[Recorded data]
^^^^

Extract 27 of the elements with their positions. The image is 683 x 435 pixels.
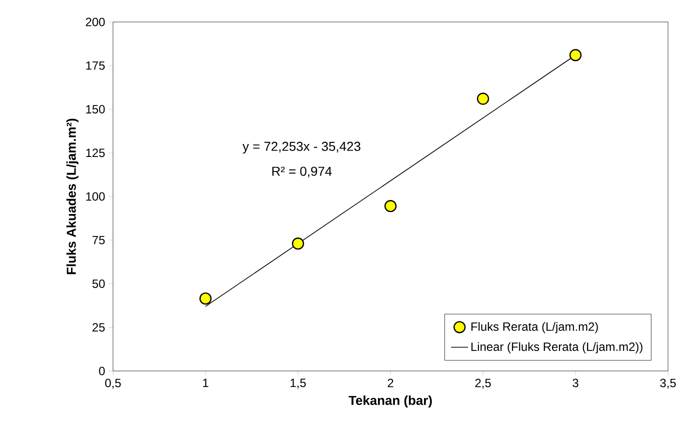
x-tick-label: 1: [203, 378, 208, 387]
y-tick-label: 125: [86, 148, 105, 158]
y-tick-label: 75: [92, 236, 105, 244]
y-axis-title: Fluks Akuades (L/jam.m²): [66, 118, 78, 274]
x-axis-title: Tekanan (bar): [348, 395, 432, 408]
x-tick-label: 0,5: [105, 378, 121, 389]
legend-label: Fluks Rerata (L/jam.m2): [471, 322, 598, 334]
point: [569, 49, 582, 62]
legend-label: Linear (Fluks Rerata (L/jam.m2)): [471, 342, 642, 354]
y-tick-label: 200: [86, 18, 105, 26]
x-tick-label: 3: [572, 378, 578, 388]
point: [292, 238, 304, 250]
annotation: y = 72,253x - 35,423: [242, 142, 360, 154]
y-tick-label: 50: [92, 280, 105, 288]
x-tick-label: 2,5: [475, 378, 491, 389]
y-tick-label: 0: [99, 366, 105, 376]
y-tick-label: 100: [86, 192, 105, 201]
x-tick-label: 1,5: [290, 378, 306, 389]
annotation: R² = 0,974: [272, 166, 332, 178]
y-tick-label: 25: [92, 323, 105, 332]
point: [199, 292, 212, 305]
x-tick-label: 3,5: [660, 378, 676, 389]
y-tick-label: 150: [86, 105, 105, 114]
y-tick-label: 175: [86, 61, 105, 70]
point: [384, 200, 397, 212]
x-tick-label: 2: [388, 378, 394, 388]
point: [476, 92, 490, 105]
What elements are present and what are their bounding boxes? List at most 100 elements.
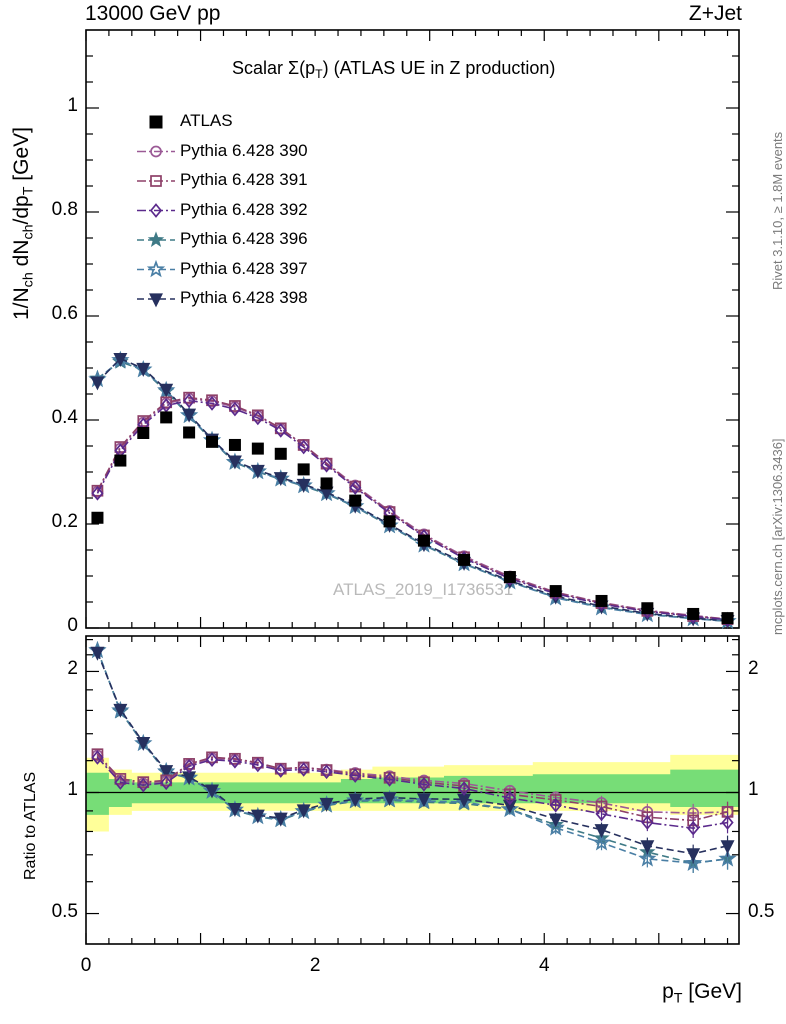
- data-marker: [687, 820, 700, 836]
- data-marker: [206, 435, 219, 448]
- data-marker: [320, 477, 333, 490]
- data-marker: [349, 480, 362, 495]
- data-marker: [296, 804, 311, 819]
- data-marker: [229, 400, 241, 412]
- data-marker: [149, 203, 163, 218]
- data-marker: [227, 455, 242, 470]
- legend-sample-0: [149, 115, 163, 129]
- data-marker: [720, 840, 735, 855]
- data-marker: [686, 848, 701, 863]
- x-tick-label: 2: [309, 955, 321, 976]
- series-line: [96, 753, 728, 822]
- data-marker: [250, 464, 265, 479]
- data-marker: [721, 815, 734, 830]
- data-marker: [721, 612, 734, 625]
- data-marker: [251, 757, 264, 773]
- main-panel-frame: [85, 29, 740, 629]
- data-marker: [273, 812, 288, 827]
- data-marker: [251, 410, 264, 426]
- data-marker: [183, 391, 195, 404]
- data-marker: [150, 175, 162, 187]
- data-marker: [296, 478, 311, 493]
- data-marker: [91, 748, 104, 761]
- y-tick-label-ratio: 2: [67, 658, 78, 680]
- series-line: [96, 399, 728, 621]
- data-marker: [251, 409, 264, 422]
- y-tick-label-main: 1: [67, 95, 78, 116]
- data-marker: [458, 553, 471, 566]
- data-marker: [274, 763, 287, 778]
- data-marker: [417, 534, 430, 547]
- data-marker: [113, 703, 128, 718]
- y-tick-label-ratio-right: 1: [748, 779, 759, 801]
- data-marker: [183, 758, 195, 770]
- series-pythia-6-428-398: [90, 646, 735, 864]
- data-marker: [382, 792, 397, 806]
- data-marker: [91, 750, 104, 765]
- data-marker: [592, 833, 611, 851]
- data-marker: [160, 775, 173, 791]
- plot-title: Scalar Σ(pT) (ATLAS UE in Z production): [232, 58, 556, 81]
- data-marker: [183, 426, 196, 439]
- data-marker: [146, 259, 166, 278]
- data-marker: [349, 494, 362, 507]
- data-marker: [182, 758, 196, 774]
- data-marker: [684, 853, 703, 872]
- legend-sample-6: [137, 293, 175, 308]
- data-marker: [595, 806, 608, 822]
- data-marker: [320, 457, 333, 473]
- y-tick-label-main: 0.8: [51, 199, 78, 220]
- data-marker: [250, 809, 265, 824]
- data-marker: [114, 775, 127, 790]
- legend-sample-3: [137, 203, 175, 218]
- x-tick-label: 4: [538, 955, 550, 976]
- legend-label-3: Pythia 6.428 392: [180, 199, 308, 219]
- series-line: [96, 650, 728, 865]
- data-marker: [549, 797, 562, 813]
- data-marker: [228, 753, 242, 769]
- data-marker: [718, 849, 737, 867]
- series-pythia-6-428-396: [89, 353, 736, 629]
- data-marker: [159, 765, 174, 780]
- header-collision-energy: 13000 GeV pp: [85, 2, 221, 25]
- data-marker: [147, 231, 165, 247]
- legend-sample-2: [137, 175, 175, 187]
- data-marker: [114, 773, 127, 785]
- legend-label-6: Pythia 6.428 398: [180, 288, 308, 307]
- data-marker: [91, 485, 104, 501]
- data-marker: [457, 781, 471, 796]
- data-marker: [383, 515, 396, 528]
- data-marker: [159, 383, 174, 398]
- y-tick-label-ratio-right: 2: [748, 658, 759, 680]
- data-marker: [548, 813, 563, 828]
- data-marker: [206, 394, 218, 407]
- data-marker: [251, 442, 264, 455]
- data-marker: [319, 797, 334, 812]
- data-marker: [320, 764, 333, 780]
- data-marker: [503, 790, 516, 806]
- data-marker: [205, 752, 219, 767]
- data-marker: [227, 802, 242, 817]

^^^^

» **TASK PROMPT**:
Duplicate these lines word for word, leaving out the pictures.

» **TASK SOLUTION**:
Extract 27 of the elements with their positions. The image is 683 x 435 pixels.
x-tick-label: 1: [203, 378, 208, 387]
y-tick-label: 125: [86, 148, 105, 158]
y-tick-label: 75: [92, 236, 105, 244]
y-axis-title: Fluks Akuades (L/jam.m²): [66, 118, 78, 274]
x-axis-title: Tekanan (bar): [348, 395, 432, 408]
x-tick-label: 0,5: [105, 378, 121, 389]
legend-label: Fluks Rerata (L/jam.m2): [471, 322, 598, 334]
point: [569, 49, 582, 62]
legend-label: Linear (Fluks Rerata (L/jam.m2)): [471, 342, 642, 354]
y-tick-label: 200: [86, 18, 105, 26]
x-tick-label: 3: [572, 378, 578, 388]
point: [292, 238, 304, 250]
annotation: y = 72,253x - 35,423: [242, 142, 360, 154]
y-tick-label: 50: [92, 280, 105, 288]
x-tick-label: 2,5: [475, 378, 491, 389]
y-tick-label: 0: [99, 366, 105, 376]
y-tick-label: 100: [86, 192, 105, 201]
x-tick-label: 1,5: [290, 378, 306, 389]
annotation: R² = 0,974: [272, 166, 332, 178]
y-tick-label: 25: [92, 323, 105, 332]
point: [199, 292, 212, 305]
x-tick-label: 3,5: [660, 378, 676, 389]
y-tick-label: 150: [86, 105, 105, 114]
y-tick-label: 175: [86, 61, 105, 70]
point: [384, 200, 397, 212]
x-tick-label: 2: [388, 378, 394, 388]
point: [476, 92, 490, 105]
What elements are present and what are their bounding boxes? List at most 100 elements.
- data-marker: [687, 820, 700, 836]
- data-marker: [206, 435, 219, 448]
- data-marker: [320, 477, 333, 490]
- data-marker: [349, 480, 362, 495]
- data-marker: [296, 804, 311, 819]
- data-marker: [229, 400, 241, 412]
- data-marker: [149, 203, 163, 218]
- data-marker: [227, 455, 242, 470]
- legend-sample-0: [149, 115, 163, 129]
- data-marker: [720, 840, 735, 855]
- data-marker: [686, 848, 701, 863]
- x-tick-label: 2: [309, 955, 321, 976]
- series-line: [96, 753, 728, 822]
- data-marker: [250, 464, 265, 479]
- data-marker: [721, 815, 734, 830]
- data-marker: [721, 612, 734, 625]
- data-marker: [251, 757, 264, 773]
- main-panel-frame: [85, 29, 740, 629]
- data-marker: [273, 812, 288, 827]
- data-marker: [251, 410, 264, 426]
- data-marker: [183, 391, 195, 404]
- data-marker: [150, 175, 162, 187]
- data-marker: [296, 478, 311, 493]
- data-marker: [91, 748, 104, 761]
- y-tick-label-ratio: 2: [67, 658, 78, 680]
- series-line: [96, 399, 728, 621]
- data-marker: [251, 409, 264, 422]
- y-tick-label-main: 1: [67, 95, 78, 116]
- data-marker: [458, 553, 471, 566]
- data-marker: [274, 763, 287, 778]
- data-marker: [417, 534, 430, 547]
- data-marker: [113, 703, 128, 718]
- y-tick-label-ratio-right: 1: [748, 779, 759, 801]
- data-marker: [183, 758, 195, 770]
- series-pythia-6-428-398: [90, 646, 735, 864]
- data-marker: [382, 792, 397, 806]
- data-marker: [91, 750, 104, 765]
- data-marker: [592, 833, 611, 851]
- data-marker: [160, 775, 173, 791]
- plot-title: Scalar Σ(pT) (ATLAS UE in Z production): [232, 58, 556, 81]
- data-marker: [183, 426, 196, 439]
- data-marker: [146, 259, 166, 278]
- data-marker: [349, 494, 362, 507]
- data-marker: [182, 758, 196, 774]
- data-marker: [684, 853, 703, 872]
- legend-sample-6: [137, 293, 175, 308]
- data-marker: [595, 806, 608, 822]
- data-marker: [320, 457, 333, 473]
- y-tick-label-main: 0.8: [51, 199, 78, 220]
- data-marker: [250, 809, 265, 824]
- data-marker: [114, 775, 127, 790]
- legend-sample-3: [137, 203, 175, 218]
- x-tick-label: 4: [538, 955, 550, 976]
- legend-label-3: Pythia 6.428 392: [180, 199, 308, 219]
- series-line: [96, 650, 728, 865]
- data-marker: [549, 797, 562, 813]
- data-marker: [228, 753, 242, 769]
- data-marker: [718, 849, 737, 867]
- series-pythia-6-428-396: [89, 353, 736, 629]
- data-marker: [159, 765, 174, 780]
- header-collision-energy: 13000 GeV pp: [85, 2, 221, 25]
- data-marker: [147, 231, 165, 247]
- legend-sample-2: [137, 175, 175, 187]
- data-marker: [114, 773, 127, 785]
- legend-label-6: Pythia 6.428 398: [180, 288, 308, 307]
- data-marker: [91, 485, 104, 501]
- data-marker: [457, 781, 471, 796]
- data-marker: [383, 515, 396, 528]
- data-marker: [159, 383, 174, 398]
- y-tick-label-ratio-right: 2: [748, 658, 759, 680]
- data-marker: [548, 813, 563, 828]
- data-marker: [206, 394, 218, 407]
- data-marker: [251, 442, 264, 455]
- data-marker: [319, 797, 334, 812]
- data-marker: [320, 764, 333, 780]
- data-marker: [503, 790, 516, 806]
- data-marker: [205, 752, 219, 767]
- data-marker: [227, 802, 242, 817]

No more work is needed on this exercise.